## EXERCISE TASK:
Give the number of lines that hold the string "OLAP". Nothing else is needed.

## STORED ROWS:
- - - -

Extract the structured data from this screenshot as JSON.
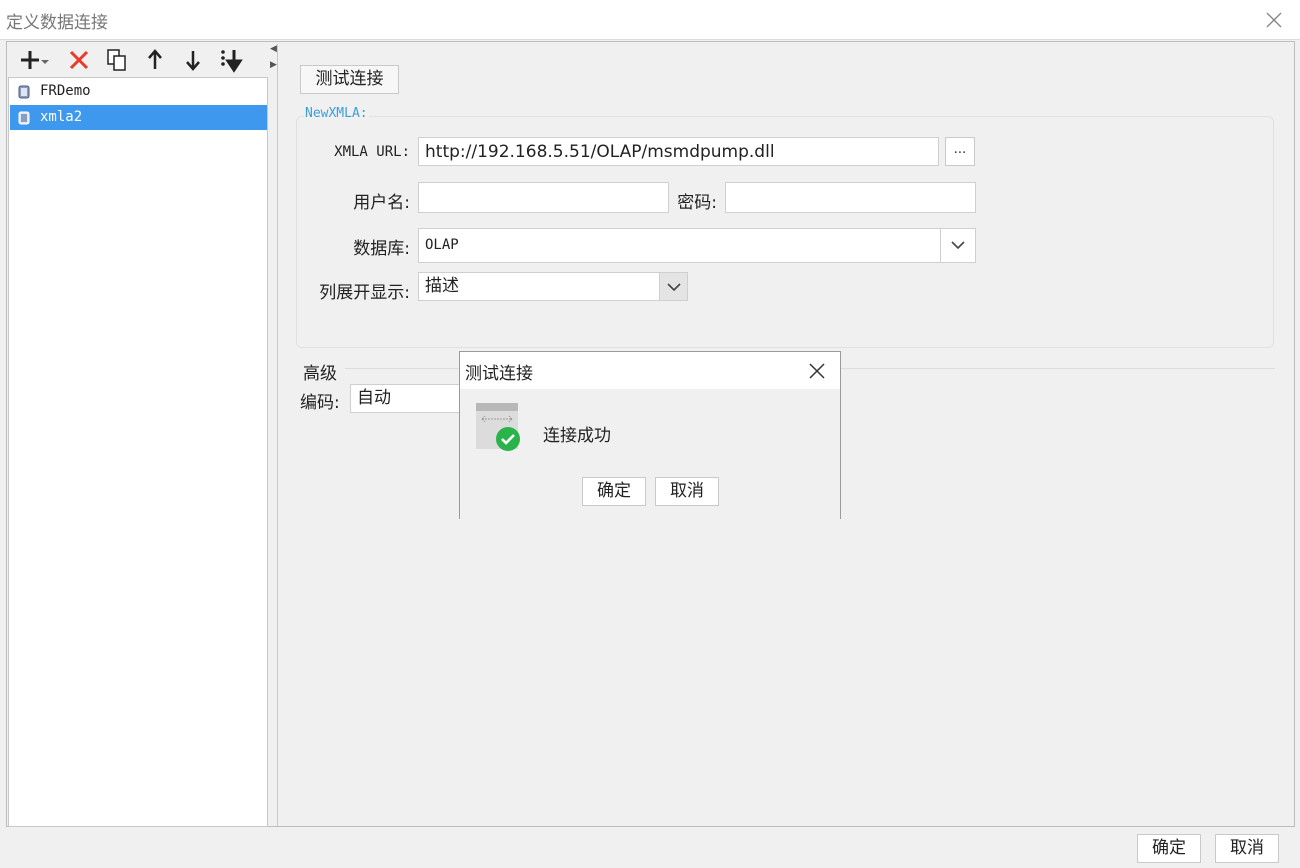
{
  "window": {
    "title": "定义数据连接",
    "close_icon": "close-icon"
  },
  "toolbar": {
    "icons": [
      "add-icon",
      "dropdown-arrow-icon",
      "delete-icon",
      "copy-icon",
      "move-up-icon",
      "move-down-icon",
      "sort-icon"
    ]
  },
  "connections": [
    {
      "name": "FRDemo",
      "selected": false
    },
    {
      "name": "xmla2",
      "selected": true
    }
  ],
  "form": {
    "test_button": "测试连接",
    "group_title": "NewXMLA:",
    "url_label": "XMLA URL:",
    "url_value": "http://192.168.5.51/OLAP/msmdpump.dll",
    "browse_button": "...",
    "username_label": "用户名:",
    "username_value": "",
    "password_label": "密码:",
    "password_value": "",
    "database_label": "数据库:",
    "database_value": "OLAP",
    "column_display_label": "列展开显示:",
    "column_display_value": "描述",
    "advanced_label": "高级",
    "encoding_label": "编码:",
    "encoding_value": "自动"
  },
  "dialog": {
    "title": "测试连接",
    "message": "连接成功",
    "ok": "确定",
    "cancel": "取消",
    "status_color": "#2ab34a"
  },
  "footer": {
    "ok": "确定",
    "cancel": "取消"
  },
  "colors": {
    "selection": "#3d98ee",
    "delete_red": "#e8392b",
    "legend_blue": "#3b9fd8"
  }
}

- - - -

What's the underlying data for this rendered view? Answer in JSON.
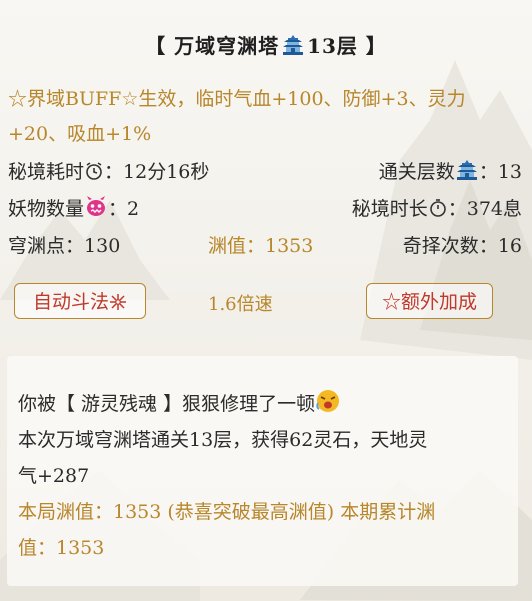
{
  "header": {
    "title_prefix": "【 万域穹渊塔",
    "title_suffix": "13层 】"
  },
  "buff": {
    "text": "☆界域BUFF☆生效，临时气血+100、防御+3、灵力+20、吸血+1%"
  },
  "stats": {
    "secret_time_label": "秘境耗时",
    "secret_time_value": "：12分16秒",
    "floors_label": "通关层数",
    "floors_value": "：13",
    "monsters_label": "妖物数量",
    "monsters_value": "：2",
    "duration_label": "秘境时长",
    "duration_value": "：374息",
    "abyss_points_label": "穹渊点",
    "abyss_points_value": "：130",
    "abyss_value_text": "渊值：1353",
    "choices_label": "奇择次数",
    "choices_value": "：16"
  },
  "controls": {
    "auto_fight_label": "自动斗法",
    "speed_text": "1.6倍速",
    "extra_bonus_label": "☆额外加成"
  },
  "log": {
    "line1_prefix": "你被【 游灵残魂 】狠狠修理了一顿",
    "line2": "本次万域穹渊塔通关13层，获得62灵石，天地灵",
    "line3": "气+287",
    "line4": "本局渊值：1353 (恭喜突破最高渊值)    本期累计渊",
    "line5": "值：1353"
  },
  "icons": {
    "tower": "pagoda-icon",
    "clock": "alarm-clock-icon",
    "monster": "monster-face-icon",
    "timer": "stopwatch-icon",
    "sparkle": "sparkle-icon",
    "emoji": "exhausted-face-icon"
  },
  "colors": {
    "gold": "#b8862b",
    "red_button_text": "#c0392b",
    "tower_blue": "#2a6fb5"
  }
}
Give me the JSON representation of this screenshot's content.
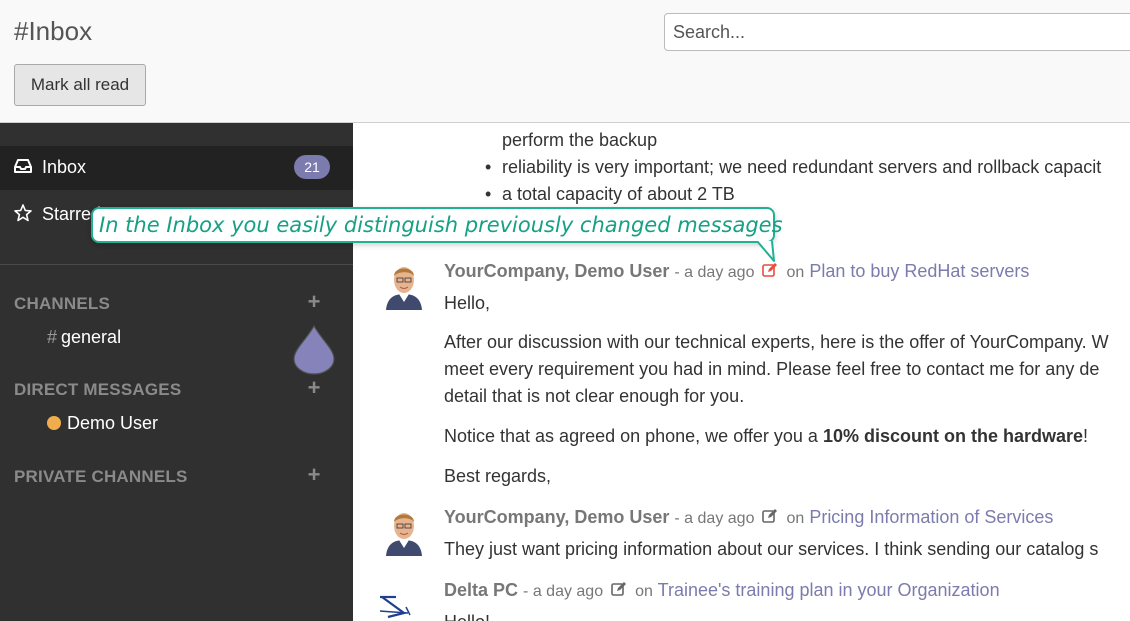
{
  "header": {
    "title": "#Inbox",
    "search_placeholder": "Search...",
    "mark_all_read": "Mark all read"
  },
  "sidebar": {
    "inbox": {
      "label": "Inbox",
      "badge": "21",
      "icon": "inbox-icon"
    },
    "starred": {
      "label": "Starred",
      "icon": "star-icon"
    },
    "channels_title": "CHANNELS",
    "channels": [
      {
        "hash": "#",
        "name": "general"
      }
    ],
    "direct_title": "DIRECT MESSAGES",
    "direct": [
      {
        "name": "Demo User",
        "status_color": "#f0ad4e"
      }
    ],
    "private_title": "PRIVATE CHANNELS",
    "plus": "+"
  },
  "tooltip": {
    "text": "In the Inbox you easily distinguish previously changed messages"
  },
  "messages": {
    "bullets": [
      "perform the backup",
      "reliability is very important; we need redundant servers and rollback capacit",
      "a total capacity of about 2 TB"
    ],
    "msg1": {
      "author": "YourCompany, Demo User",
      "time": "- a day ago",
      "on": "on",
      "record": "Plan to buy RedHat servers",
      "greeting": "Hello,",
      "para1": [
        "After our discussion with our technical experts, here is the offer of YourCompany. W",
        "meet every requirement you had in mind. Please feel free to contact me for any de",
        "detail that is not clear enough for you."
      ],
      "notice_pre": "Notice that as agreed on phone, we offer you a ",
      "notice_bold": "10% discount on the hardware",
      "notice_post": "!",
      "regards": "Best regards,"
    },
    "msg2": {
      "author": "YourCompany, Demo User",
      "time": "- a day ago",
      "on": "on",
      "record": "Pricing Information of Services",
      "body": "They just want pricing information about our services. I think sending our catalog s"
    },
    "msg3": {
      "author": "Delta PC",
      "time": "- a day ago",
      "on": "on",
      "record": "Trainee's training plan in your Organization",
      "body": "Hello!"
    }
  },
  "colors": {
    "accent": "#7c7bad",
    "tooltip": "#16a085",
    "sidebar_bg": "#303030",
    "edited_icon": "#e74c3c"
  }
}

- - - -

## PROBLEM SOLUTION:
2